◆ Task details: Could you print all the entries exactly?

>> Start

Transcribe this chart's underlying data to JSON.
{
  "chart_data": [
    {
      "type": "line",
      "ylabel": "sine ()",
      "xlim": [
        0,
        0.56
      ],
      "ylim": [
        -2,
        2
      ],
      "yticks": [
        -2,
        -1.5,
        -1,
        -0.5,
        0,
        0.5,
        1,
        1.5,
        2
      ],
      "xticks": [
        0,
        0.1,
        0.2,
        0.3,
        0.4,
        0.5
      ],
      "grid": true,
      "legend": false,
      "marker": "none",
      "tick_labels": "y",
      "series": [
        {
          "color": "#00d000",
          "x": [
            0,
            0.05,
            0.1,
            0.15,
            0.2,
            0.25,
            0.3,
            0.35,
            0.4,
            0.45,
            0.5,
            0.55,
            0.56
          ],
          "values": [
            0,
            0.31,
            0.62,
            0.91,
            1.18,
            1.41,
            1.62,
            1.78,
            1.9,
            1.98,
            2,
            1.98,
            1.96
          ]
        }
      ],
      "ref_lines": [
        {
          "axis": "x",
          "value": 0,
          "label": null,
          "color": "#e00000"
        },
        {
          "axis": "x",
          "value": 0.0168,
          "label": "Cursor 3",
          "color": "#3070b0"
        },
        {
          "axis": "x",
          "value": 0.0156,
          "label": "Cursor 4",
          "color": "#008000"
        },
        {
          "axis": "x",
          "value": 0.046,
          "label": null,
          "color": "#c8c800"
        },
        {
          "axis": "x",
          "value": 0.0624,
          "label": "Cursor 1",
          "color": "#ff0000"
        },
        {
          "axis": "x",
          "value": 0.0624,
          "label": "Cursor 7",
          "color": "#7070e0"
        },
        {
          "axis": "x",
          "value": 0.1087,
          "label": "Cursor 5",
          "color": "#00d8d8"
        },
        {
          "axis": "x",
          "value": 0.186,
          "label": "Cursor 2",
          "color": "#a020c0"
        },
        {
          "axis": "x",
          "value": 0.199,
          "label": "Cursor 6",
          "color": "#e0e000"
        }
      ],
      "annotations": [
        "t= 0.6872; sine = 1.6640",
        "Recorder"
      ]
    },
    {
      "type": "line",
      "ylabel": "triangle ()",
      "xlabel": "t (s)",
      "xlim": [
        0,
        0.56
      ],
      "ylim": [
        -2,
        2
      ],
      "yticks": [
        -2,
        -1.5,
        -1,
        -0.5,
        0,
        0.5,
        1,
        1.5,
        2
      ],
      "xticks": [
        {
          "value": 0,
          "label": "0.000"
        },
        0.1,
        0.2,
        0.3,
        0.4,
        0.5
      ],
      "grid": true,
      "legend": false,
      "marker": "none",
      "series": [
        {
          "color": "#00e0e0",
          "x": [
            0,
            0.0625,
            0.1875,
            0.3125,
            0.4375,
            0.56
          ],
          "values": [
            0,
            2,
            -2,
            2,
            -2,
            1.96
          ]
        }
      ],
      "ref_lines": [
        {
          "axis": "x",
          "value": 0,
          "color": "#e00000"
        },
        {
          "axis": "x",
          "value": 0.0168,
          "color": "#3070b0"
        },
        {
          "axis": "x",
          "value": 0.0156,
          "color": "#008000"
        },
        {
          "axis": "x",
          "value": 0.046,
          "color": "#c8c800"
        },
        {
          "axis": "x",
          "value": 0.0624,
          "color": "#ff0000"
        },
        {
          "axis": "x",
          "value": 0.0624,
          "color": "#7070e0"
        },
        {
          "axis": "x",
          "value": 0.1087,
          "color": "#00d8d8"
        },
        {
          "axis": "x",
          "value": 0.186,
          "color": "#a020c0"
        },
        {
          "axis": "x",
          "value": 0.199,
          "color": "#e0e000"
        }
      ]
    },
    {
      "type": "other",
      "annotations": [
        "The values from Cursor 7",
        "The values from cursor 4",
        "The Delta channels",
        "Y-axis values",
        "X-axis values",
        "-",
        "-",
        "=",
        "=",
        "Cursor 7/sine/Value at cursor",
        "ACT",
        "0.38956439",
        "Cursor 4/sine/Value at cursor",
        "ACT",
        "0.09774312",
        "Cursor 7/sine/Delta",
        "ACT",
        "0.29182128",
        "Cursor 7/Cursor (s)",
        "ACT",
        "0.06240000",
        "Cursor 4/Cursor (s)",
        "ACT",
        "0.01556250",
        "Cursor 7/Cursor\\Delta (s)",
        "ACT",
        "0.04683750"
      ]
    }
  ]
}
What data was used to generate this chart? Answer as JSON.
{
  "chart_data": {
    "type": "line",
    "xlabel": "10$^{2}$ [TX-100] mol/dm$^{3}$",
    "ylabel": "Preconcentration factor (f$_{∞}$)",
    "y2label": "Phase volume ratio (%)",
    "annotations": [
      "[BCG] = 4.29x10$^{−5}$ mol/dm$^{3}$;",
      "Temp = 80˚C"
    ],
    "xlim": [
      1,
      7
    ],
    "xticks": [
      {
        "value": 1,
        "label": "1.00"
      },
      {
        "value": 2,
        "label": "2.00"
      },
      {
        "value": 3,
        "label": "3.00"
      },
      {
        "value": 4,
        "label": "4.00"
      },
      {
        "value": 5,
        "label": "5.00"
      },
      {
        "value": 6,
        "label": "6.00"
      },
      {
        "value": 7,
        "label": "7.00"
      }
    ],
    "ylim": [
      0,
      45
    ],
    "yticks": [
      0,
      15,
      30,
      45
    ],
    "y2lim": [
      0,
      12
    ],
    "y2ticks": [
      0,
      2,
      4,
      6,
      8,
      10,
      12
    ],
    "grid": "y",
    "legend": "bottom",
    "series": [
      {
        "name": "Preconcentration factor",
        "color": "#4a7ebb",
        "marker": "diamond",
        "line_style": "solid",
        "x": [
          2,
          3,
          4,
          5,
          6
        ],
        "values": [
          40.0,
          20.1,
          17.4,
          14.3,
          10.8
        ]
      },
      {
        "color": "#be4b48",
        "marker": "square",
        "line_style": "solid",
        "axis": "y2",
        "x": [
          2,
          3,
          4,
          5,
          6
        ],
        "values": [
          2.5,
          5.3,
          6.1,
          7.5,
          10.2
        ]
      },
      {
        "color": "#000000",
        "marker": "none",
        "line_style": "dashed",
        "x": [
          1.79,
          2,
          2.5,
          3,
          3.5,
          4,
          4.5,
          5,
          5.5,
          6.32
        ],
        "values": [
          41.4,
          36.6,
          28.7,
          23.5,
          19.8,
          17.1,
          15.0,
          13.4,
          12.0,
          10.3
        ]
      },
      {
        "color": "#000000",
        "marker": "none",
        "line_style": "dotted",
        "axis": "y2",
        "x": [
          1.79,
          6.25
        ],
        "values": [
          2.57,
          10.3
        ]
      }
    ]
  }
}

>> End

◆ Answer for this exercise:
Transcribe this chart's underlying data to JSON.
{
  "chart_data": [
    {
      "type": "line",
      "ylabel": "sine ()",
      "xlim": [
        0,
        0.56
      ],
      "ylim": [
        -2,
        2
      ],
      "yticks": [
        -2,
        -1.5,
        -1,
        -0.5,
        0,
        0.5,
        1,
        1.5,
        2
      ],
      "xticks": [
        0,
        0.1,
        0.2,
        0.3,
        0.4,
        0.5
      ],
      "grid": true,
      "legend": false,
      "marker": "none",
      "tick_labels": "y",
      "series": [
        {
          "color": "#00d000",
          "x": [
            0,
            0.05,
            0.1,
            0.15,
            0.2,
            0.25,
            0.3,
            0.35,
            0.4,
            0.45,
            0.5,
            0.55,
            0.56
          ],
          "values": [
            0,
            0.31,
            0.62,
            0.91,
            1.18,
            1.41,
            1.62,
            1.78,
            1.9,
            1.98,
            2,
            1.98,
            1.96
          ]
        }
      ],
      "ref_lines": [
        {
          "axis": "x",
          "value": 0,
          "label": null,
          "color": "#e00000"
        },
        {
          "axis": "x",
          "value": 0.0168,
          "label": "Cursor 3",
          "color": "#3070b0"
        },
        {
          "axis": "x",
          "value": 0.0156,
          "label": "Cursor 4",
          "color": "#008000"
        },
        {
          "axis": "x",
          "value": 0.046,
          "label": null,
          "color": "#c8c800"
        },
        {
          "axis": "x",
          "value": 0.0624,
          "label": "Cursor 1",
          "color": "#ff0000"
        },
        {
          "axis": "x",
          "value": 0.0624,
          "label": "Cursor 7",
          "color": "#7070e0"
        },
        {
          "axis": "x",
          "value": 0.1087,
          "label": "Cursor 5",
          "color": "#00d8d8"
        },
        {
          "axis": "x",
          "value": 0.186,
          "label": "Cursor 2",
          "color": "#a020c0"
        },
        {
          "axis": "x",
          "value": 0.199,
          "label": "Cursor 6",
          "color": "#e0e000"
        }
      ],
      "annotations": [
        "t= 0.6872; sine = 1.6640",
        "Recorder"
      ]
    },
    {
      "type": "line",
      "ylabel": "triangle ()",
      "xlabel": "t (s)",
      "xlim": [
        0,
        0.56
      ],
      "ylim": [
        -2,
        2
      ],
      "yticks": [
        -2,
        -1.5,
        -1,
        -0.5,
        0,
        0.5,
        1,
        1.5,
        2
      ],
      "xticks": [
        {
          "value": 0,
          "label": "0.000"
        },
        0.1,
        0.2,
        0.3,
        0.4,
        0.5
      ],
      "grid": true,
      "legend": false,
      "marker": "none",
      "series": [
        {
          "color": "#00e0e0",
          "x": [
            0,
            0.0625,
            0.1875,
            0.3125,
            0.4375,
            0.56
          ],
          "values": [
            0,
            2,
            -2,
            2,
            -2,
            1.96
          ]
        }
      ],
      "ref_lines": [
        {
          "axis": "x",
          "value": 0,
          "color": "#e00000"
        },
        {
          "axis": "x",
          "value": 0.0168,
          "color": "#3070b0"
        },
        {
          "axis": "x",
          "value": 0.0156,
          "color": "#008000"
        },
        {
          "axis": "x",
          "value": 0.046,
          "color": "#c8c800"
        },
        {
          "axis": "x",
          "value": 0.0624,
          "color": "#ff0000"
        },
        {
          "axis": "x",
          "value": 0.0624,
          "color": "#7070e0"
        },
        {
          "axis": "x",
          "value": 0.1087,
          "color": "#00d8d8"
        },
        {
          "axis": "x",
          "value": 0.186,
          "color": "#a020c0"
        },
        {
          "axis": "x",
          "value": 0.199,
          "color": "#e0e000"
        }
      ]
    },
    {
      "type": "other",
      "annotations": [
        "The values from Cursor 7",
        "The values from cursor 4",
        "The Delta channels",
        "Y-axis values",
        "X-axis values",
        "-",
        "-",
        "=",
        "=",
        "Cursor 7/sine/Value at cursor",
        "ACT",
        "0.38956439",
        "Cursor 4/sine/Value at cursor",
        "ACT",
        "0.09774312",
        "Cursor 7/sine/Delta",
        "ACT",
        "0.29182128",
        "Cursor 7/Cursor (s)",
        "ACT",
        "0.06240000",
        "Cursor 4/Cursor (s)",
        "ACT",
        "0.01556250",
        "Cursor 7/Cursor\\Delta (s)",
        "ACT",
        "0.04683750"
      ]
    }
  ]
}
What data was used to generate this chart? Answer as JSON.
{
  "chart_data": {
    "type": "line",
    "xlabel": "10$^{2}$ [TX-100] mol/dm$^{3}$",
    "ylabel": "Preconcentration factor (f$_{∞}$)",
    "y2label": "Phase volume ratio (%)",
    "annotations": [
      "[BCG] = 4.29x10$^{−5}$ mol/dm$^{3}$;",
      "Temp = 80˚C"
    ],
    "xlim": [
      1,
      7
    ],
    "xticks": [
      {
        "value": 1,
        "label": "1.00"
      },
      {
        "value": 2,
        "label": "2.00"
      },
      {
        "value": 3,
        "label": "3.00"
      },
      {
        "value": 4,
        "label": "4.00"
      },
      {
        "value": 5,
        "label": "5.00"
      },
      {
        "value": 6,
        "label": "6.00"
      },
      {
        "value": 7,
        "label": "7.00"
      }
    ],
    "ylim": [
      0,
      45
    ],
    "yticks": [
      0,
      15,
      30,
      45
    ],
    "y2lim": [
      0,
      12
    ],
    "y2ticks": [
      0,
      2,
      4,
      6,
      8,
      10,
      12
    ],
    "grid": "y",
    "legend": "bottom",
    "series": [
      {
        "name": "Preconcentration factor",
        "color": "#4a7ebb",
        "marker": "diamond",
        "line_style": "solid",
        "x": [
          2,
          3,
          4,
          5,
          6
        ],
        "values": [
          40.0,
          20.1,
          17.4,
          14.3,
          10.8
        ]
      },
      {
        "color": "#be4b48",
        "marker": "square",
        "line_style": "solid",
        "axis": "y2",
        "x": [
          2,
          3,
          4,
          5,
          6
        ],
        "values": [
          2.5,
          5.3,
          6.1,
          7.5,
          10.2
        ]
      },
      {
        "color": "#000000",
        "marker": "none",
        "line_style": "dashed",
        "x": [
          1.79,
          2,
          2.5,
          3,
          3.5,
          4,
          4.5,
          5,
          5.5,
          6.32
        ],
        "values": [
          41.4,
          36.6,
          28.7,
          23.5,
          19.8,
          17.1,
          15.0,
          13.4,
          12.0,
          10.3
        ]
      },
      {
        "color": "#000000",
        "marker": "none",
        "line_style": "dotted",
        "axis": "y2",
        "x": [
          1.79,
          6.25
        ],
        "values": [
          2.57,
          10.3
        ]
      }
    ]
  }
}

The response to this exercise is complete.